Hunt for the word "tissue" across the entries below, copying each line that holds it.

— start DATASET ROWS —

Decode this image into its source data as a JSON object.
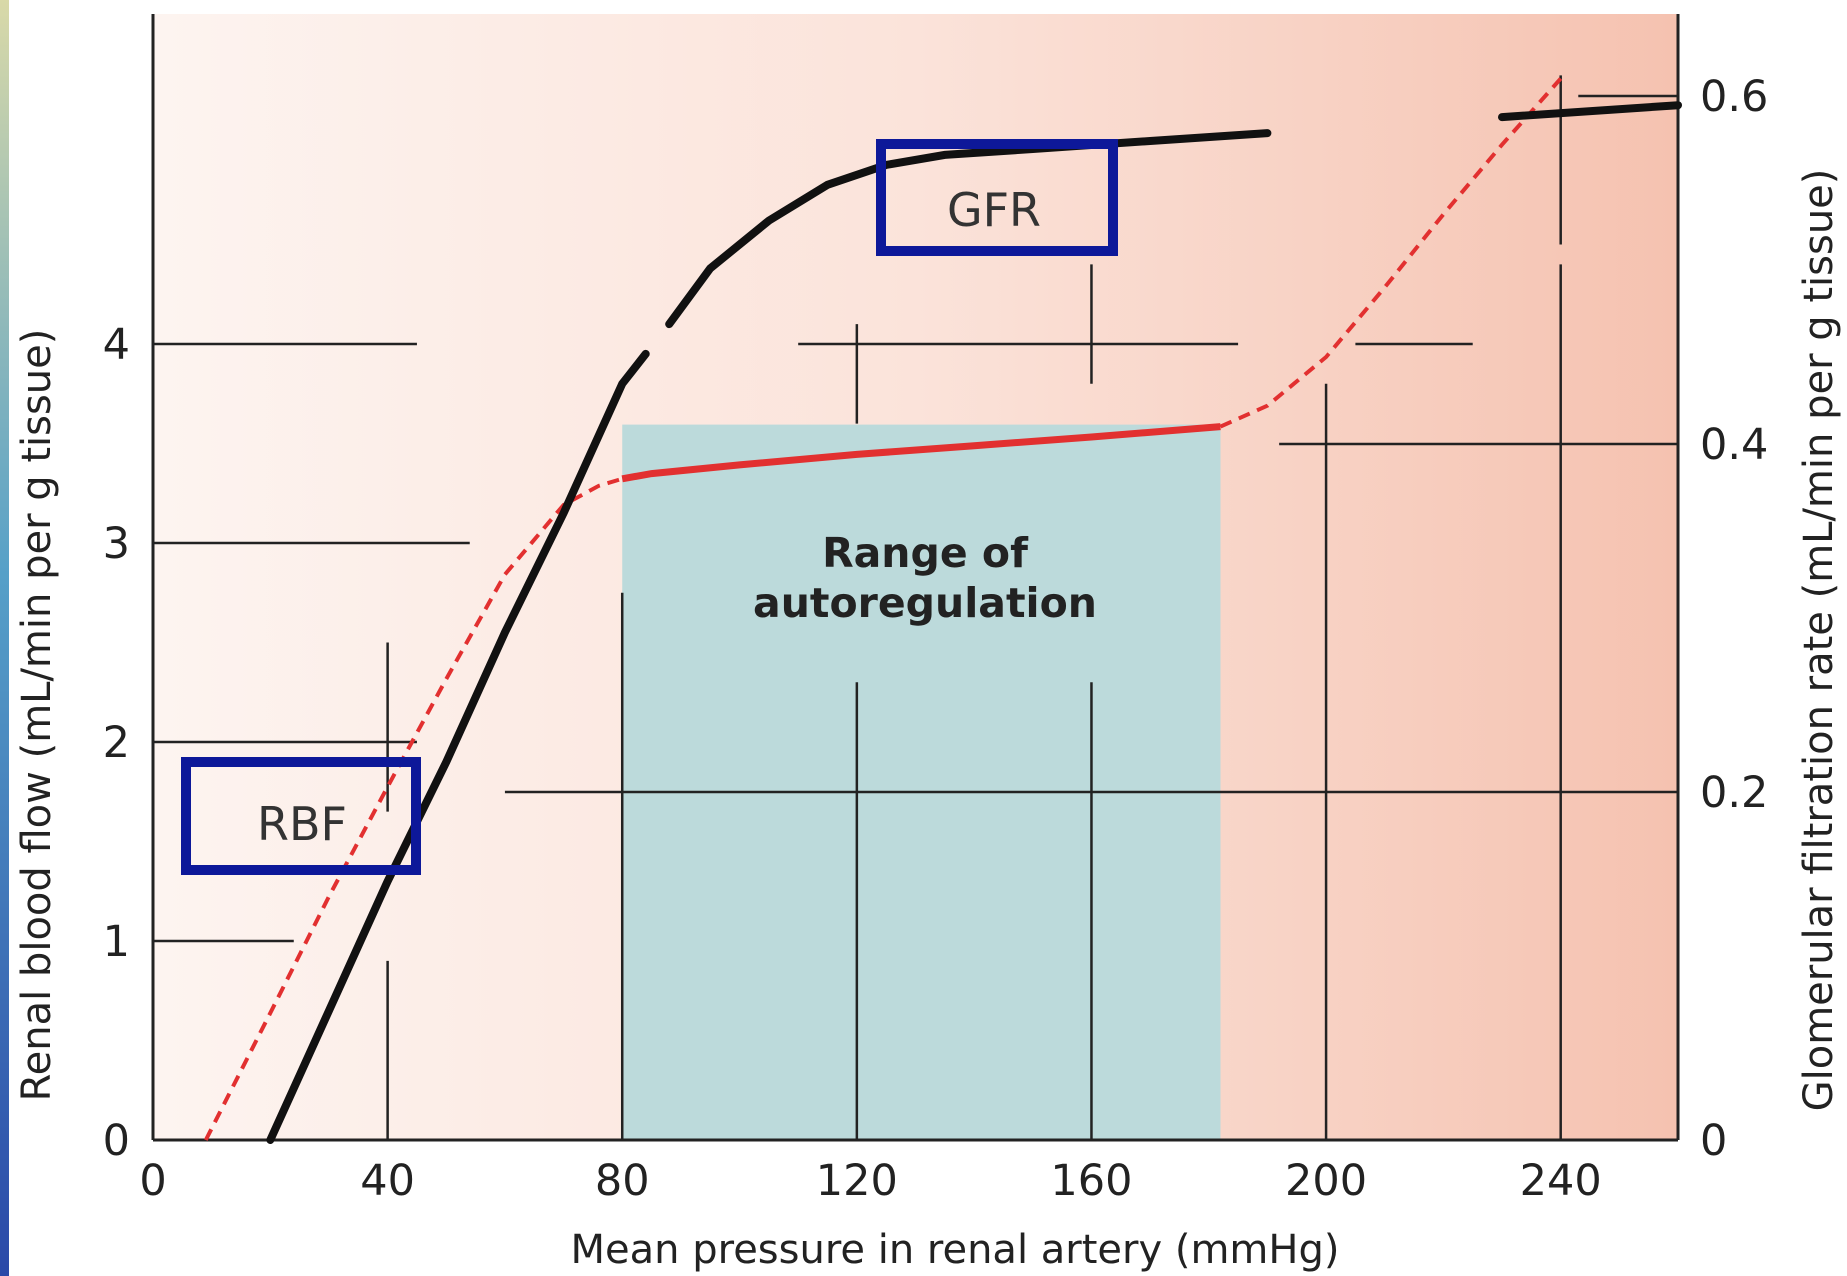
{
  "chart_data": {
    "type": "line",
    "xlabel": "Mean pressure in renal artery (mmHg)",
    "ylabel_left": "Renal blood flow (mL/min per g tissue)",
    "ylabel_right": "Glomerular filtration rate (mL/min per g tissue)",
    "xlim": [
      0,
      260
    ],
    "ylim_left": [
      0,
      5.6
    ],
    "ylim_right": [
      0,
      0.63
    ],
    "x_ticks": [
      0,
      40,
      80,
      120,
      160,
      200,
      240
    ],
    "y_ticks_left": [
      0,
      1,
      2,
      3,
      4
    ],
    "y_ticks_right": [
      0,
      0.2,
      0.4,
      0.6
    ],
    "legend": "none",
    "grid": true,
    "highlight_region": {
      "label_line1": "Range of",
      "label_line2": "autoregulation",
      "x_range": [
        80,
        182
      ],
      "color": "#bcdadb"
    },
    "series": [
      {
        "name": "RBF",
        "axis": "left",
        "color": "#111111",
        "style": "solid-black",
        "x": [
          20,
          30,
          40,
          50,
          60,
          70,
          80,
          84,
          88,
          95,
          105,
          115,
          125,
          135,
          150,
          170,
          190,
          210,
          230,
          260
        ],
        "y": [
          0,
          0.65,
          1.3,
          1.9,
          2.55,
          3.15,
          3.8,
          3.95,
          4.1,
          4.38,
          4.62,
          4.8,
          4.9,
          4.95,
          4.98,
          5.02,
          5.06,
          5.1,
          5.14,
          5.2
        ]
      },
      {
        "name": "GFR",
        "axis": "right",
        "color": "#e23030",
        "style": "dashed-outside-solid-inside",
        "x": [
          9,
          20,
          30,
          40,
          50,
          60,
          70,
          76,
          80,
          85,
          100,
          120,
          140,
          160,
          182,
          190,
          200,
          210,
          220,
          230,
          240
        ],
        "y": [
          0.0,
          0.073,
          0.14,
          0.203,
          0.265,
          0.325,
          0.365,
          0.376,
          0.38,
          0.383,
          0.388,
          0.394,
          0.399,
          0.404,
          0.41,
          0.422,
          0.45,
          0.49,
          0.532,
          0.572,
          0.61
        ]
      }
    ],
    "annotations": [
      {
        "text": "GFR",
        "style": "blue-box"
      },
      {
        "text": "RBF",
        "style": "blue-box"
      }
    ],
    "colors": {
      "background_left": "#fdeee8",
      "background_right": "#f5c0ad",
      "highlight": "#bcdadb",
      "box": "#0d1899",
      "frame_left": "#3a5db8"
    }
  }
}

— end DATASET ROWS —
— start DATASET ROWS —

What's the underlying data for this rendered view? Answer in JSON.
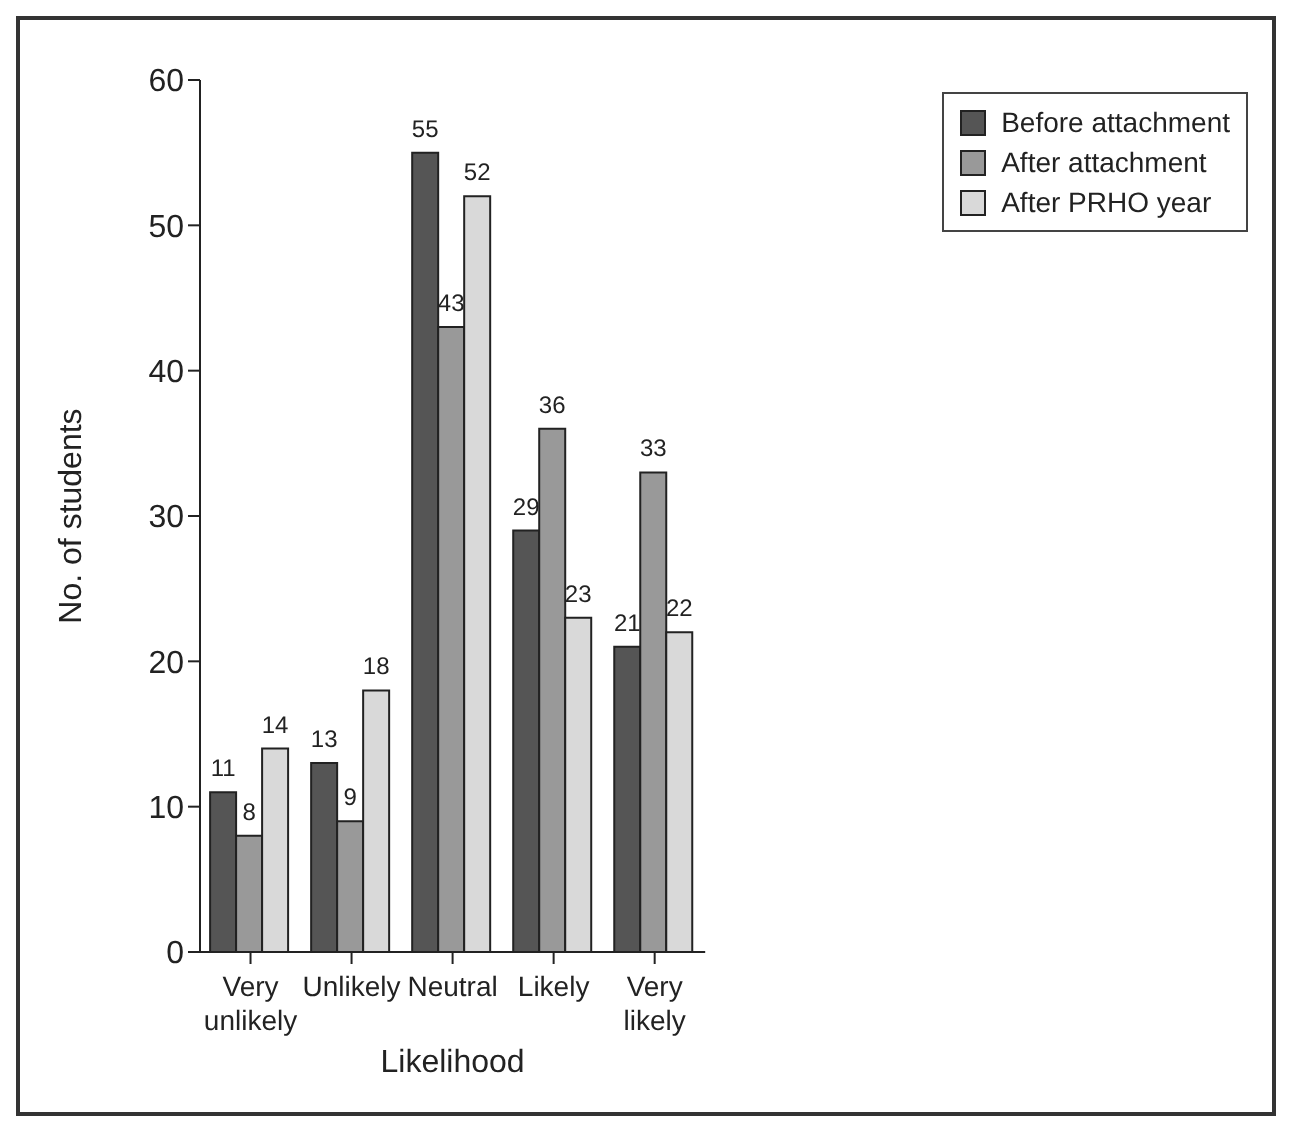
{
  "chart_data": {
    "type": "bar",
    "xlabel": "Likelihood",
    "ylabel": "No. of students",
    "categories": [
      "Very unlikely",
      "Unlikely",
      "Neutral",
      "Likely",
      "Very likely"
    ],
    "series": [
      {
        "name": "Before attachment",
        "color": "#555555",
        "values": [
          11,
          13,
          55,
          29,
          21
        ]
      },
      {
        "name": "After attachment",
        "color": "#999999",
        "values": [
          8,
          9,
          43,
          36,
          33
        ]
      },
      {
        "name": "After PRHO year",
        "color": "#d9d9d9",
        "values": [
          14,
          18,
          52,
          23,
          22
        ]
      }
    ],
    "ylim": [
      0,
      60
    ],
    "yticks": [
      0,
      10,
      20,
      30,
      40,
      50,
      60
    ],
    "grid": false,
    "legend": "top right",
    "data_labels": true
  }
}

— end DATASET ROWS —

- _TASK RESPONSE_
    "ylabel_left": "Renal blood flow (mL/min per g tissue)",
    "ylabel_right": "Glomerular filtration rate (mL/min per g tissue)",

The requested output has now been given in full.